Data records:
......

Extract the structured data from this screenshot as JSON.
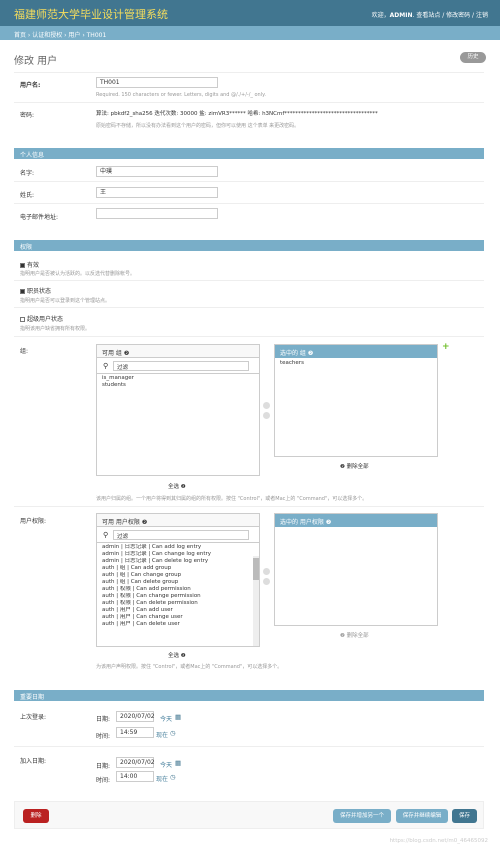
{
  "header": {
    "site_title": "福建师范大学毕业设计管理系统",
    "welcome": "欢迎，",
    "username": "ADMIN",
    "links": ". 查看站点 / 修改密码 / 注销"
  },
  "breadcrumb": "首页 › 认证和授权 › 用户 › TH001",
  "page": {
    "title": "修改 用户",
    "history_button": "历史"
  },
  "account": {
    "username_label": "用户名:",
    "username_value": "TH001",
    "username_help": "Required. 150 characters or fewer. Letters, digits and @/./+/-/_ only.",
    "password_label": "密码:",
    "password_text": "算法: pbkdf2_sha256 迭代次数: 30000 盐: zimVR3****** 哈希: h3NCmf**********************************",
    "password_help": "原始密码不存储，所以没有办法看到这个用户的密码，但你可以使用 这个表单 来更改密码。"
  },
  "personal": {
    "section_title": "个人信息",
    "first_name_label": "名字:",
    "first_name_value": "中璞",
    "last_name_label": "姓氏:",
    "last_name_value": "王",
    "email_label": "电子邮件地址:",
    "email_value": ""
  },
  "permissions": {
    "section_title": "权限",
    "active_label": "有效",
    "active_help": "指明用户是否被认为活跃的。以反选代替删除帐号。",
    "staff_label": "职员状态",
    "staff_help": "指明用户是否可以登录到这个管理站点。",
    "superuser_label": "超级用户状态",
    "superuser_help": "指明该用户缺省拥有所有权限。",
    "groups_label": "组:",
    "groups_available_title": "可用 组 ❷",
    "groups_filter": "过滤",
    "groups_available": [
      "is_manager",
      "students"
    ],
    "groups_chosen_title": "选中的 组 ❷",
    "groups_chosen": [
      "teachers"
    ],
    "groups_select_all": "全选 ❷",
    "groups_remove_all": "❷ 删除全部",
    "groups_help": "该用户归属的组。一个用户将得到其归属的组的所有权限。按住 \"Control\"，或者Mac上的 \"Command\"，可以选择多个。",
    "perms_label": "用户权限:",
    "perms_available_title": "可用 用户权限 ❷",
    "perms_filter": "过滤",
    "perms_available": [
      "admin | 日志记录 | Can add log entry",
      "admin | 日志记录 | Can change log entry",
      "admin | 日志记录 | Can delete log entry",
      "auth | 组 | Can add group",
      "auth | 组 | Can change group",
      "auth | 组 | Can delete group",
      "auth | 权限 | Can add permission",
      "auth | 权限 | Can change permission",
      "auth | 权限 | Can delete permission",
      "auth | 用户 | Can add user",
      "auth | 用户 | Can change user",
      "auth | 用户 | Can delete user"
    ],
    "perms_chosen_title": "选中的 用户权限 ❷",
    "perms_select_all": "全选 ❷",
    "perms_remove_all": "❷ 删除全部",
    "perms_help": "为该用户声明权限。按住 \"Control\"，或者Mac上的 \"Command\"，可以选择多个。"
  },
  "dates": {
    "section_title": "重要日期",
    "last_login_label": "上次登录:",
    "date_label": "日期:",
    "time_label": "时间:",
    "last_login_date": "2020/07/02",
    "last_login_time": "14:59",
    "today_link": "今天",
    "now_link": "现在",
    "joined_label": "加入日期:",
    "joined_date": "2020/07/02",
    "joined_time": "14:00"
  },
  "submit": {
    "delete": "删除",
    "save_add": "保存并增加另一个",
    "save_continue": "保存并继续编辑",
    "save": "保存"
  },
  "watermark": "https://blog.csdn.net/m0_46465092",
  "colors": {
    "header": "#417690",
    "module": "#79aec8",
    "title_yellow": "#f5dd5d",
    "delete_red": "#ba2121"
  }
}
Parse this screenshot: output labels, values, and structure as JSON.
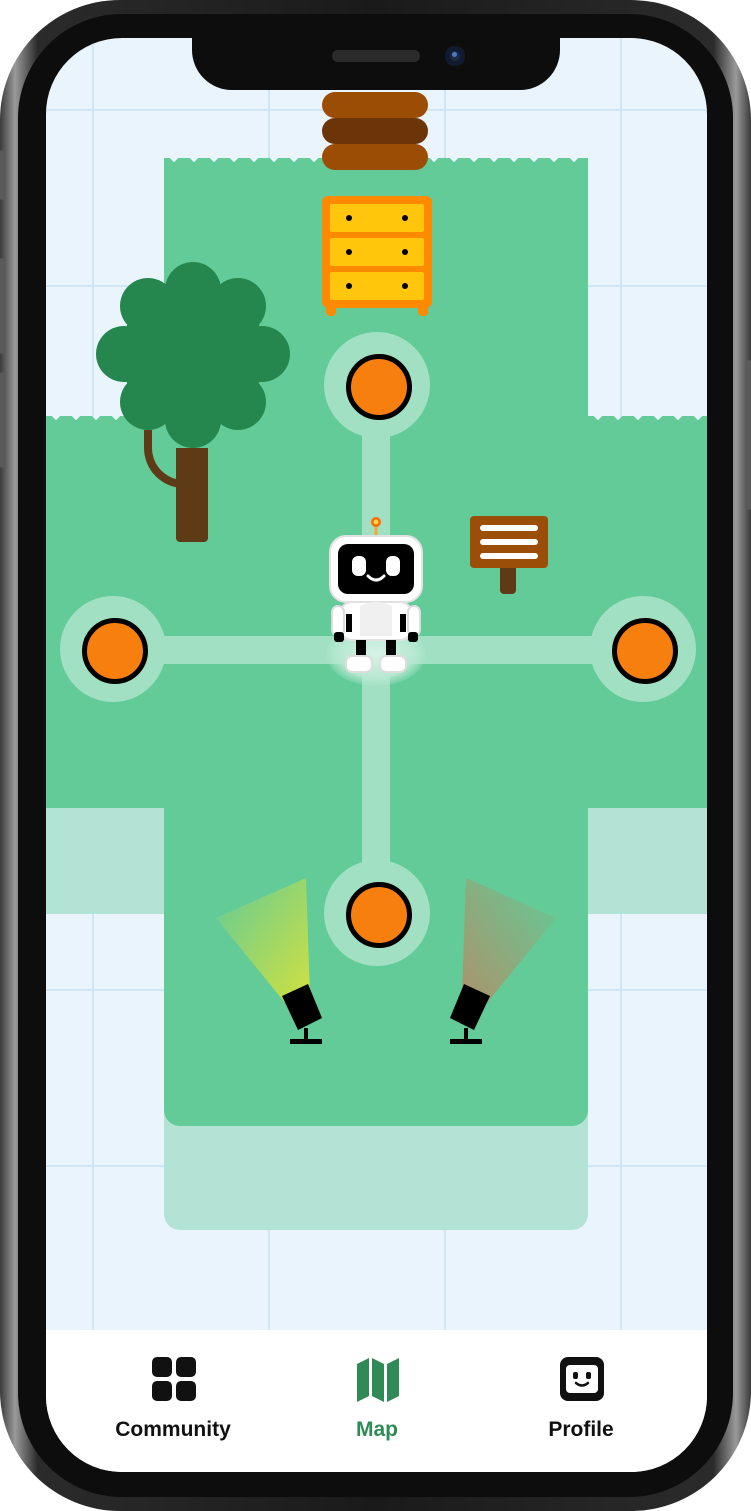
{
  "tabbar": {
    "tabs": [
      {
        "label": "Community",
        "icon": "grid-icon",
        "active": false
      },
      {
        "label": "Map",
        "icon": "map-icon",
        "active": true
      },
      {
        "label": "Profile",
        "icon": "robot-face-icon",
        "active": false
      }
    ]
  },
  "colors": {
    "background": "#eaf4fd",
    "grass": "#62cb98",
    "path": "#a1e0c2",
    "node": "#f77f0e",
    "active_tab": "#2f8a55"
  }
}
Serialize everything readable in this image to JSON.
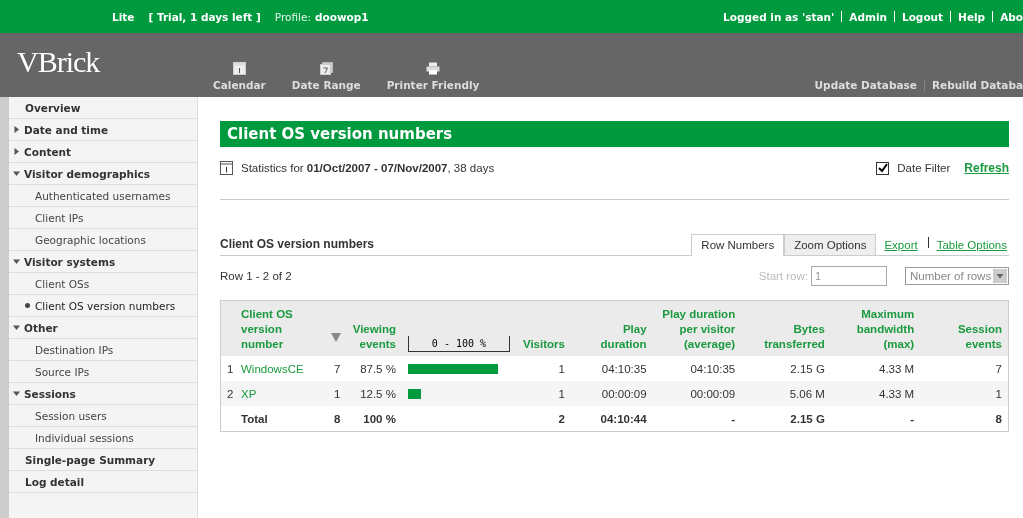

......

Required work: Among the lines of the material, find those that hold the word "auth" and copy them.

Result for this exercise:
      "auth | 组 | Can add group",
      "auth | 组 | Can change group",
      "auth | 组 | Can delete group",
      "auth | 权限 | Can add permission",
      "auth | 权限 | Can change permission",
      "auth | 权限 | Can delete permission",
      "auth | 用户 | Can add user",
      "auth | 用户 | Can change user",
      "auth | 用户 | Can delete user"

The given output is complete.